● **THE EXERCISE**
Exact repetition of every entry is required.

● **ENTRIES SUPPLIED**
+ + + +

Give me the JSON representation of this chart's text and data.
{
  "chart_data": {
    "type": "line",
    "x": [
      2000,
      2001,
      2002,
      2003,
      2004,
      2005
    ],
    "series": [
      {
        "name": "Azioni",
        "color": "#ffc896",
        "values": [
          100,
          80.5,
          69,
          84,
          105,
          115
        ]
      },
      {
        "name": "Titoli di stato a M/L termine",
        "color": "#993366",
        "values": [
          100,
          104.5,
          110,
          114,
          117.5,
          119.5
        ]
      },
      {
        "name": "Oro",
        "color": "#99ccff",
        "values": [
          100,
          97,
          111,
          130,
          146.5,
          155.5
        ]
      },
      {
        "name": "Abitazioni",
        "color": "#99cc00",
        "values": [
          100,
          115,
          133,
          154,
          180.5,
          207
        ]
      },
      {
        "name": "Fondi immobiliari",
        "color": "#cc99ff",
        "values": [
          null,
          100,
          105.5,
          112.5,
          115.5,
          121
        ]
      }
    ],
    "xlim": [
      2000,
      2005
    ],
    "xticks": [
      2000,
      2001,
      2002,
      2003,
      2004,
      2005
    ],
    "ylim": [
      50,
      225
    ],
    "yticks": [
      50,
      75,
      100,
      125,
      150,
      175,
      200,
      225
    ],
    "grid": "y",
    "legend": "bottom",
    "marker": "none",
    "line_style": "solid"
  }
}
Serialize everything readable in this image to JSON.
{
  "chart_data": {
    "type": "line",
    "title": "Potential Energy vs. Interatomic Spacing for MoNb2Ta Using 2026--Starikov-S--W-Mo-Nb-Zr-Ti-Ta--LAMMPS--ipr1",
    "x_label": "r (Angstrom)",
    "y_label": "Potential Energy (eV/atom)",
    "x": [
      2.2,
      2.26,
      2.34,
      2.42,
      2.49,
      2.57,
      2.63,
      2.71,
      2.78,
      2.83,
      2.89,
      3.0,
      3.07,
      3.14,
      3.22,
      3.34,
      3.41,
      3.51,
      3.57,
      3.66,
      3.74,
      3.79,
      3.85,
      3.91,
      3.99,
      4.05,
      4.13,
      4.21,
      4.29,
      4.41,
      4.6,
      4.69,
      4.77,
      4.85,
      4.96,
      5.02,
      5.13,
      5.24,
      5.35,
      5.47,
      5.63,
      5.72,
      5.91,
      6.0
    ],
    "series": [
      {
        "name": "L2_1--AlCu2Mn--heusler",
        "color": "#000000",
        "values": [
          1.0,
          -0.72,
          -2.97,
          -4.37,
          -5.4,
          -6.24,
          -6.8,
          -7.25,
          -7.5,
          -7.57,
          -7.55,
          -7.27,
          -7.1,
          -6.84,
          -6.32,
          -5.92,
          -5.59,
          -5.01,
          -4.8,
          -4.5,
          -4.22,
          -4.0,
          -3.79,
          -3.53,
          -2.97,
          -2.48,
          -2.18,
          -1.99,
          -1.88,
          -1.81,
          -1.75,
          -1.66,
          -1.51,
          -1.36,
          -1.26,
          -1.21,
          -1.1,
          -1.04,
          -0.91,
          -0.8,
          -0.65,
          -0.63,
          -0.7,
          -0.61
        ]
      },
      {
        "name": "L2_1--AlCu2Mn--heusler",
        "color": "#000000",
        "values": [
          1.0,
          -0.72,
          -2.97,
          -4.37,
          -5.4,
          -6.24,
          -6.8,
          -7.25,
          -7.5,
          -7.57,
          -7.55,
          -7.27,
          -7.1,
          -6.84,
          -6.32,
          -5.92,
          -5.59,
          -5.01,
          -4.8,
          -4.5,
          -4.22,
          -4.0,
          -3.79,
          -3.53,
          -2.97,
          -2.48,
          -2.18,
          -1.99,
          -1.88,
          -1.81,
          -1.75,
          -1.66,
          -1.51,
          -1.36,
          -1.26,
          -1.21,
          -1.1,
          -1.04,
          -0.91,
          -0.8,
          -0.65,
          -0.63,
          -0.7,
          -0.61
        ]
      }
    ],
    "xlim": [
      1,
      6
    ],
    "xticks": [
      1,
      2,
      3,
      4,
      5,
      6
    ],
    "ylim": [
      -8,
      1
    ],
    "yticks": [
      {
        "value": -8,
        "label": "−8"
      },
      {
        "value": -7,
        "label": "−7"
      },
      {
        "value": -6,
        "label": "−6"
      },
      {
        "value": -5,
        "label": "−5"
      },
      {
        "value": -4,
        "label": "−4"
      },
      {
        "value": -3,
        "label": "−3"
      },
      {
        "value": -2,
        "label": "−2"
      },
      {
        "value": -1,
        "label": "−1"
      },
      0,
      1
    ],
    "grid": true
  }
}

+ + + +

● **OUTPUT OF THE TASK**
Give me the JSON representation of this chart's text and data.
{
  "chart_data": {
    "type": "line",
    "x": [
      2000,
      2001,
      2002,
      2003,
      2004,
      2005
    ],
    "series": [
      {
        "name": "Azioni",
        "color": "#ffc896",
        "values": [
          100,
          80.5,
          69,
          84,
          105,
          115
        ]
      },
      {
        "name": "Titoli di stato a M/L termine",
        "color": "#993366",
        "values": [
          100,
          104.5,
          110,
          114,
          117.5,
          119.5
        ]
      },
      {
        "name": "Oro",
        "color": "#99ccff",
        "values": [
          100,
          97,
          111,
          130,
          146.5,
          155.5
        ]
      },
      {
        "name": "Abitazioni",
        "color": "#99cc00",
        "values": [
          100,
          115,
          133,
          154,
          180.5,
          207
        ]
      },
      {
        "name": "Fondi immobiliari",
        "color": "#cc99ff",
        "values": [
          null,
          100,
          105.5,
          112.5,
          115.5,
          121
        ]
      }
    ],
    "xlim": [
      2000,
      2005
    ],
    "xticks": [
      2000,
      2001,
      2002,
      2003,
      2004,
      2005
    ],
    "ylim": [
      50,
      225
    ],
    "yticks": [
      50,
      75,
      100,
      125,
      150,
      175,
      200,
      225
    ],
    "grid": "y",
    "legend": "bottom",
    "marker": "none",
    "line_style": "solid"
  }
}
Serialize everything readable in this image to JSON.
{
  "chart_data": {
    "type": "line",
    "title": "Potential Energy vs. Interatomic Spacing for MoNb2Ta Using 2026--Starikov-S--W-Mo-Nb-Zr-Ti-Ta--LAMMPS--ipr1",
    "x_label": "r (Angstrom)",
    "y_label": "Potential Energy (eV/atom)",
    "x": [
      2.2,
      2.26,
      2.34,
      2.42,
      2.49,
      2.57,
      2.63,
      2.71,
      2.78,
      2.83,
      2.89,
      3.0,
      3.07,
      3.14,
      3.22,
      3.34,
      3.41,
      3.51,
      3.57,
      3.66,
      3.74,
      3.79,
      3.85,
      3.91,
      3.99,
      4.05,
      4.13,
      4.21,
      4.29,
      4.41,
      4.6,
      4.69,
      4.77,
      4.85,
      4.96,
      5.02,
      5.13,
      5.24,
      5.35,
      5.47,
      5.63,
      5.72,
      5.91,
      6.0
    ],
    "series": [
      {
        "name": "L2_1--AlCu2Mn--heusler",
        "color": "#000000",
        "values": [
          1.0,
          -0.72,
          -2.97,
          -4.37,
          -5.4,
          -6.24,
          -6.8,
          -7.25,
          -7.5,
          -7.57,
          -7.55,
          -7.27,
          -7.1,
          -6.84,
          -6.32,
          -5.92,
          -5.59,
          -5.01,
          -4.8,
          -4.5,
          -4.22,
          -4.0,
          -3.79,
          -3.53,
          -2.97,
          -2.48,
          -2.18,
          -1.99,
          -1.88,
          -1.81,
          -1.75,
          -1.66,
          -1.51,
          -1.36,
          -1.26,
          -1.21,
          -1.1,
          -1.04,
          -0.91,
          -0.8,
          -0.65,
          -0.63,
          -0.7,
          -0.61
        ]
      },
      {
        "name": "L2_1--AlCu2Mn--heusler",
        "color": "#000000",
        "values": [
          1.0,
          -0.72,
          -2.97,
          -4.37,
          -5.4,
          -6.24,
          -6.8,
          -7.25,
          -7.5,
          -7.57,
          -7.55,
          -7.27,
          -7.1,
          -6.84,
          -6.32,
          -5.92,
          -5.59,
          -5.01,
          -4.8,
          -4.5,
          -4.22,
          -4.0,
          -3.79,
          -3.53,
          -2.97,
          -2.48,
          -2.18,
          -1.99,
          -1.88,
          -1.81,
          -1.75,
          -1.66,
          -1.51,
          -1.36,
          -1.26,
          -1.21,
          -1.1,
          -1.04,
          -0.91,
          -0.8,
          -0.65,
          -0.63,
          -0.7,
          -0.61
        ]
      }
    ],
    "xlim": [
      1,
      6
    ],
    "xticks": [
      1,
      2,
      3,
      4,
      5,
      6
    ],
    "ylim": [
      -8,
      1
    ],
    "yticks": [
      {
        "value": -8,
        "label": "−8"
      },
      {
        "value": -7,
        "label": "−7"
      },
      {
        "value": -6,
        "label": "−6"
      },
      {
        "value": -5,
        "label": "−5"
      },
      {
        "value": -4,
        "label": "−4"
      },
      {
        "value": -3,
        "label": "−3"
      },
      {
        "value": -2,
        "label": "−2"
      },
      {
        "value": -1,
        "label": "−1"
      },
      0,
      1
    ],
    "grid": true
  }
}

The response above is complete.